» Stated problem:
Images do not belong in the copy. Retype all the entries below exactly.

[START Rows]

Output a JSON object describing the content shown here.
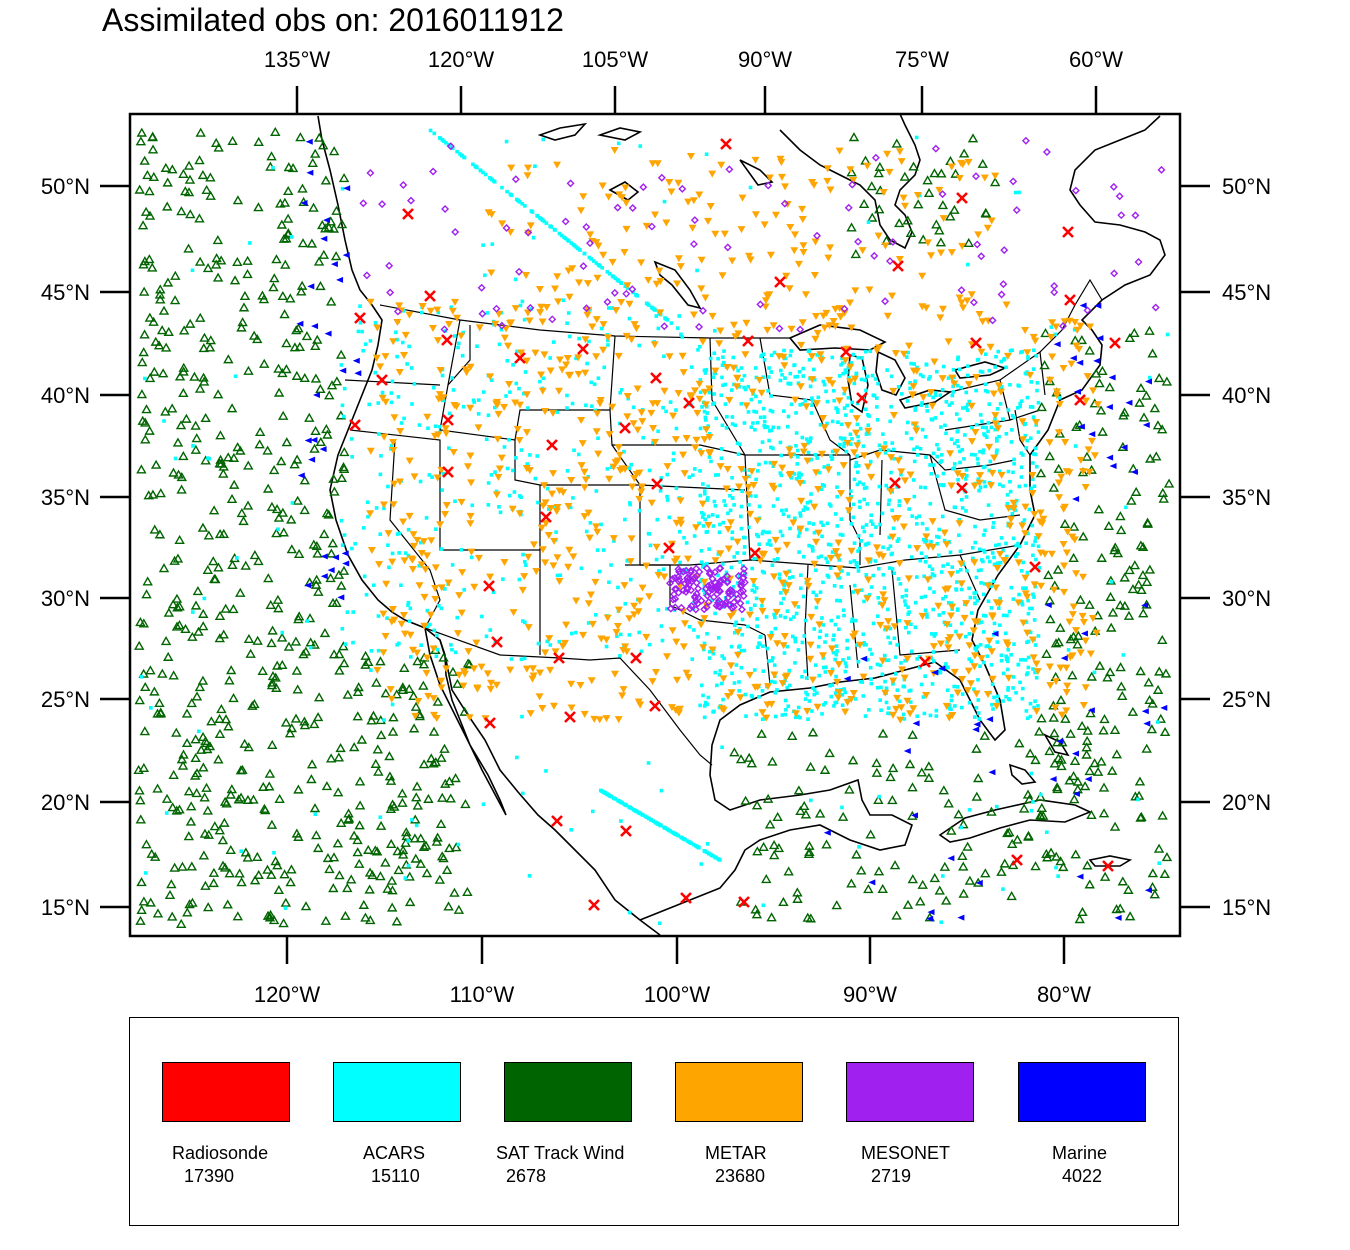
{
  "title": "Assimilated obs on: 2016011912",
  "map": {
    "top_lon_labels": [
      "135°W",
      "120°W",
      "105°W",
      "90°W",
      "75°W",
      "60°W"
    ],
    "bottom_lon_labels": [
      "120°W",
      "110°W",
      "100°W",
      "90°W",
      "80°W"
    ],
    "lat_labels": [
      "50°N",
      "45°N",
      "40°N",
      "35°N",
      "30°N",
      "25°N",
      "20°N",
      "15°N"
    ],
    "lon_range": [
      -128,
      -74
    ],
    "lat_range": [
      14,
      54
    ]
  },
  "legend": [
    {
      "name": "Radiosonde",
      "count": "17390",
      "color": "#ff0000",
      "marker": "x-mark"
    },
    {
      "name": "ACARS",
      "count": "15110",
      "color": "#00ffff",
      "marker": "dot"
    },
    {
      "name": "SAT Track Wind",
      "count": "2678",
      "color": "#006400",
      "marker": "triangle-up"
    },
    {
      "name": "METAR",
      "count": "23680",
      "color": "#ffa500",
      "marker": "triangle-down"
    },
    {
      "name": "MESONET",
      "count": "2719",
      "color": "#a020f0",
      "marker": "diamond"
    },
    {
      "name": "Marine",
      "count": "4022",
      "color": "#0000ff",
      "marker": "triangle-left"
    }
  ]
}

[END Rows]

» Correct response:
Output a JSON object describing the content shown here.
{
  "title": "Assimilated obs on: 2016011912",
  "map": {
    "top_lon_labels": [
      "135°W",
      "120°W",
      "105°W",
      "90°W",
      "75°W",
      "60°W"
    ],
    "bottom_lon_labels": [
      "120°W",
      "110°W",
      "100°W",
      "90°W",
      "80°W"
    ],
    "lat_labels": [
      "50°N",
      "45°N",
      "40°N",
      "35°N",
      "30°N",
      "25°N",
      "20°N",
      "15°N"
    ],
    "lon_range": [
      -128,
      -74
    ],
    "lat_range": [
      14,
      54
    ]
  },
  "legend": [
    {
      "name": "Radiosonde",
      "count": "17390",
      "color": "#ff0000",
      "marker": "x-mark"
    },
    {
      "name": "ACARS",
      "count": "15110",
      "color": "#00ffff",
      "marker": "dot"
    },
    {
      "name": "SAT Track Wind",
      "count": "2678",
      "color": "#006400",
      "marker": "triangle-up"
    },
    {
      "name": "METAR",
      "count": "23680",
      "color": "#ffa500",
      "marker": "triangle-down"
    },
    {
      "name": "MESONET",
      "count": "2719",
      "color": "#a020f0",
      "marker": "diamond"
    },
    {
      "name": "Marine",
      "count": "4022",
      "color": "#0000ff",
      "marker": "triangle-left"
    }
  ]
}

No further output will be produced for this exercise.